* Start Excerpt *

RE: Collections and Request-URIs

Hi,

first of all I really have a problem with the language here. WebDAV clients
that implement RFC2518 and RFC2616 (minus erratum published in March 2001)
*to the letter* suddenly are called "broken".

It's good that the erratum  for RFC2616 allows clients to follow the
redirect automatically.

However, I think the following issues remain:

1) Roy says:

> That is correct.  And, BTW, RFC 2518 is in fact incorrect in the paragraph
> quoted, something which I stated numerous times when it was a draft.
> There are no known examples of HTTP servers for which the URI without a
> slash is the SAME RESOURCE as the URI with a slash.  Automatically
> providing two different URI for the same resource, particularly when
> they cross hierarchical syntax, instantly doubles the application
> name space (bad for IR and QA) and creates holes in access control.

* End Excerpt *

* _Instructions for the task_
Answer these questions about the message on collections and Request-URIs:
(a) In what month and year was the erratum to RFC2616 published?
(b) What does that erratum allow clients to do?
(c) In the quoted passage, what two effects follow from automatically providing two different URIs for the same resource?
Use only the message above to answer.

* Start Record excerpts *

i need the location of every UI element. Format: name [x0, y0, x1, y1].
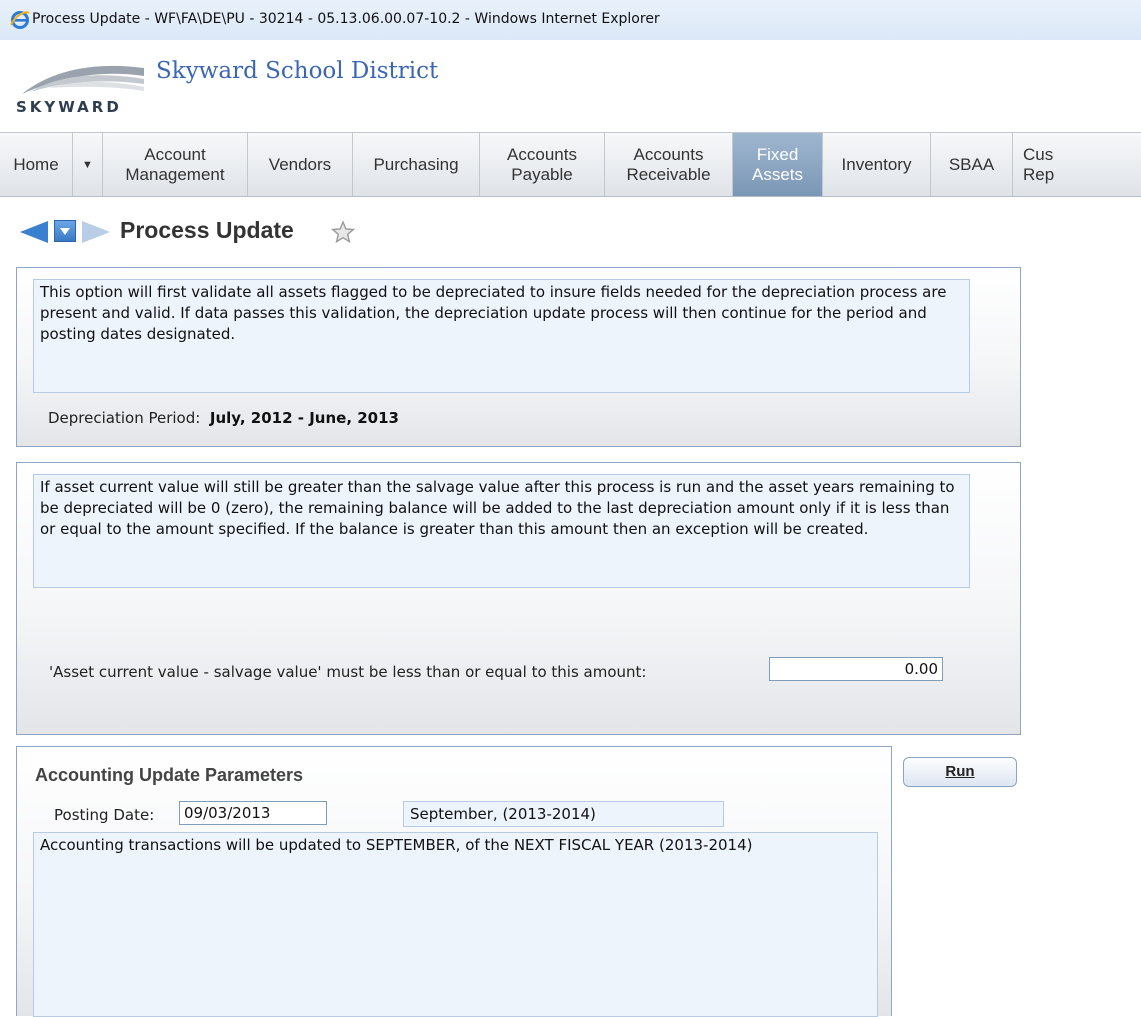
posting-date-label: Posting Date:: [54, 806, 155, 824]
accounting-params-panel: Accounting Update Parameters Posting Dat…: [16, 746, 892, 1017]
app-header: SKYWARD Skyward School District: [0, 40, 1141, 132]
page-title: Process Update: [120, 217, 294, 243]
nav-inventory[interactable]: Inventory: [823, 133, 931, 196]
nav-sbaa[interactable]: SBAA: [931, 133, 1013, 196]
favorite-star-icon[interactable]: [331, 220, 355, 244]
back-arrow-icon[interactable]: [18, 220, 50, 244]
run-button[interactable]: Run: [903, 757, 1017, 787]
accounting-params-title: Accounting Update Parameters: [35, 765, 304, 785]
depreciation-period-value: July, 2012 - June, 2013: [209, 409, 399, 427]
nav-home[interactable]: Home: [0, 133, 73, 196]
run-button-label: Run: [945, 763, 975, 780]
nav-item-label: Accounts Receivable: [626, 144, 711, 184]
nav-accounts-receivable[interactable]: Accounts Receivable: [605, 133, 733, 196]
depreciation-info-text: This option will first validate all asse…: [33, 279, 970, 393]
internet-explorer-icon: [10, 11, 30, 29]
nav-item-label: SBAA: [948, 154, 995, 174]
nav-item-label: Accounts Payable: [507, 144, 577, 184]
history-dropdown-button[interactable]: [54, 220, 76, 242]
depreciation-panel: This option will first validate all asse…: [16, 267, 1021, 447]
chevron-down-icon: ▼: [82, 158, 93, 171]
page-heading: Process Update: [18, 212, 618, 252]
nav-item-label: Account Management: [125, 144, 225, 184]
nav-purchasing[interactable]: Purchasing: [353, 133, 480, 196]
window-title-bar: Process Update - WF\FA\DE\PU - 30214 - 0…: [0, 0, 1141, 41]
nav-fixed-assets[interactable]: Fixed Assets: [733, 133, 823, 196]
threshold-amount-label: 'Asset current value - salvage value' mu…: [49, 663, 647, 681]
posting-date-input[interactable]: [179, 801, 327, 825]
salvage-info-text: If asset current value will still be gre…: [33, 474, 970, 588]
main-nav: Home ▼ Account Management Vendors Purcha…: [0, 132, 1141, 197]
forward-arrow-icon[interactable]: [80, 220, 112, 244]
posting-period-display: September, (2013-2014): [403, 801, 724, 827]
chevron-down-icon: [60, 228, 70, 235]
svg-text:SKYWARD: SKYWARD: [16, 98, 122, 116]
nav-item-label: Purchasing: [373, 154, 459, 174]
skyward-logo: SKYWARD: [16, 65, 144, 116]
window-title: Process Update - WF\FA\DE\PU - 30214 - 0…: [32, 11, 660, 27]
nav-item-label: Inventory: [841, 154, 912, 174]
nav-item-label: Vendors: [268, 154, 332, 174]
salvage-threshold-panel: If asset current value will still be gre…: [16, 462, 1021, 735]
nav-home-dropdown[interactable]: ▼: [73, 133, 103, 196]
district-name: Skyward School District: [156, 58, 439, 84]
nav-custom-reports[interactable]: Cus Rep: [1013, 133, 1141, 196]
depreciation-period-label: Depreciation Period:: [48, 409, 201, 427]
depreciation-period-row: Depreciation Period: July, 2012 - June, …: [48, 409, 399, 427]
nav-home-label: Home: [13, 154, 59, 174]
nav-vendors[interactable]: Vendors: [248, 133, 353, 196]
nav-account-management[interactable]: Account Management: [103, 133, 248, 196]
nav-item-label: Fixed Assets: [751, 144, 804, 184]
nav-item-label: Cus Rep: [1023, 144, 1055, 184]
threshold-amount-input[interactable]: [769, 657, 943, 681]
accounting-info-text: Accounting transactions will be updated …: [33, 832, 878, 1017]
nav-accounts-payable[interactable]: Accounts Payable: [480, 133, 605, 196]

* End Record excerpts *

* _Solution to this exercise_
(a) March 2001
(b) Follow the redirect automatically.
(c) It instantly doubles the application name space and creates holes in access control.